:: Exercise prompt ::
The exercise asks you to copy every line below in which "JSON" appears.

[Chart and figure data]
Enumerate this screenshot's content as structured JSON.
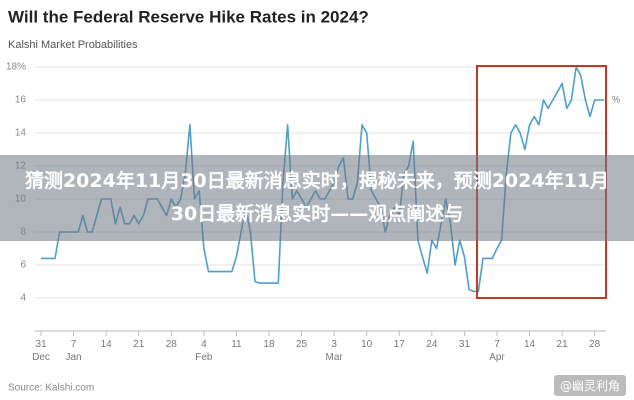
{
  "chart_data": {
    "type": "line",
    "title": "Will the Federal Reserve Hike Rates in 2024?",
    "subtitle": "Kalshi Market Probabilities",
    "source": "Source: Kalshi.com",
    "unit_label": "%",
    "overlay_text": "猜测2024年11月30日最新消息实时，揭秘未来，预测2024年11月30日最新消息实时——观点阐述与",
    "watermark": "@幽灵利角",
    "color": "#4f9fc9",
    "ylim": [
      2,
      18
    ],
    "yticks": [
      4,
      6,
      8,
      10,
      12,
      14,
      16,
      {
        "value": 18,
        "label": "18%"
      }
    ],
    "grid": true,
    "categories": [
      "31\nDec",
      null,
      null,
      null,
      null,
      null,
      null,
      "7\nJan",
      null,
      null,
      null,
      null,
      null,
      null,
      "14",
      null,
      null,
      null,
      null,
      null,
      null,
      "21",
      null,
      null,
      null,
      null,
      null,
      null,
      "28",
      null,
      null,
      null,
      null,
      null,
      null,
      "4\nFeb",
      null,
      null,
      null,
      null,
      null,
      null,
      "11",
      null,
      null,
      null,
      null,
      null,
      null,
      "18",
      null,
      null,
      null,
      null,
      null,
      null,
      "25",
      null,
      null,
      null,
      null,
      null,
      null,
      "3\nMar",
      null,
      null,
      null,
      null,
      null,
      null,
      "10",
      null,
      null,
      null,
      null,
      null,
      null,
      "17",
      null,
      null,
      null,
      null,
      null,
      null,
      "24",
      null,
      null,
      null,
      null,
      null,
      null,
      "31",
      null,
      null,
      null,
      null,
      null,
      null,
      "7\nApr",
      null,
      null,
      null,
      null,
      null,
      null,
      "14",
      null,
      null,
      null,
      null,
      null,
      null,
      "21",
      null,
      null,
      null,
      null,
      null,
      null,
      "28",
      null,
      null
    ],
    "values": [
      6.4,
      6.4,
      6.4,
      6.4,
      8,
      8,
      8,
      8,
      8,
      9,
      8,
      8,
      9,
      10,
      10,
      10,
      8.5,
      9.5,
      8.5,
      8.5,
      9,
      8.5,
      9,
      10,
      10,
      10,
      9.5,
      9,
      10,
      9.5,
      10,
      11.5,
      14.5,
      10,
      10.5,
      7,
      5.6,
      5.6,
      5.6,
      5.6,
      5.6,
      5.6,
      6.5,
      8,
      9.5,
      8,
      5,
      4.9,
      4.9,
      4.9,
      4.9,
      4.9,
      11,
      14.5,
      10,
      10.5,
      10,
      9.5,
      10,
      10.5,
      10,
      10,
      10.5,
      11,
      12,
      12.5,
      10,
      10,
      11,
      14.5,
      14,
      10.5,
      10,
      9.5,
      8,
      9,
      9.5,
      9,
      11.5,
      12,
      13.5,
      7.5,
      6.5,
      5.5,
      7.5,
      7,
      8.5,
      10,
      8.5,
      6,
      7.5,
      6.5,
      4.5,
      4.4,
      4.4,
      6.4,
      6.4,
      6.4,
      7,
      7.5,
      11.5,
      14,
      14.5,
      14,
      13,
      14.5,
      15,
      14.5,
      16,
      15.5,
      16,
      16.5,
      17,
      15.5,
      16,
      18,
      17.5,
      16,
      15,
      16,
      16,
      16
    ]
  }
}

---

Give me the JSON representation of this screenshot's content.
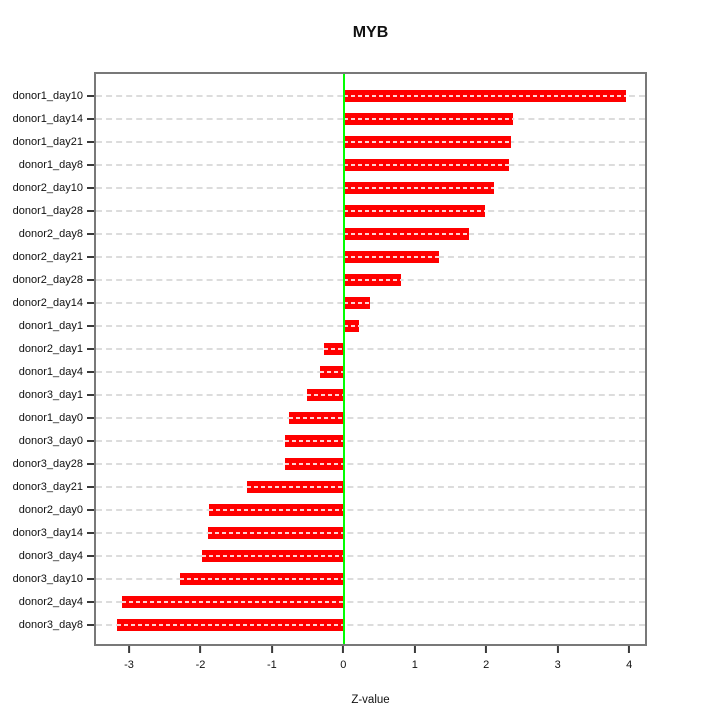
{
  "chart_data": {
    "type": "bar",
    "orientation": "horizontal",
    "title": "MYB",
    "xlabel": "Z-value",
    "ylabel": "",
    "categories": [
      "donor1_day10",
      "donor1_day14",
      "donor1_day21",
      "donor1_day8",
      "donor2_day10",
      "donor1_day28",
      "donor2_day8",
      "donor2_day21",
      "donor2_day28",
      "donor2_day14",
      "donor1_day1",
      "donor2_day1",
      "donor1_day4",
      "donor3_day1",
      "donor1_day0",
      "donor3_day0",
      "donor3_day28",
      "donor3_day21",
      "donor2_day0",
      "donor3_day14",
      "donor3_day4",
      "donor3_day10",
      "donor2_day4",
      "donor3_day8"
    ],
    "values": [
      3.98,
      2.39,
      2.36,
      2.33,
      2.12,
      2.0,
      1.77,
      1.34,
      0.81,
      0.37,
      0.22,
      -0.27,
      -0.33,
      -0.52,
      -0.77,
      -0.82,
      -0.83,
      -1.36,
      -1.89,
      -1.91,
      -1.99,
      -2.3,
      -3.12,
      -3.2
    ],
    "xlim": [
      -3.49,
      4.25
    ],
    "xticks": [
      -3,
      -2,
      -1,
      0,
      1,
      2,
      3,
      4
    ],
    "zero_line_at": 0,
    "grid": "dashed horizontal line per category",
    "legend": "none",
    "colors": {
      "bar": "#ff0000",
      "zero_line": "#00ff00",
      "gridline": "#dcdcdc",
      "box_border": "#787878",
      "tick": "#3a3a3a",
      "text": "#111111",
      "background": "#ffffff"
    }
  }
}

:: Expected output ::
Enumerate this screenshot's content as structured JSON.
Give me the JSON representation of this screenshot's content.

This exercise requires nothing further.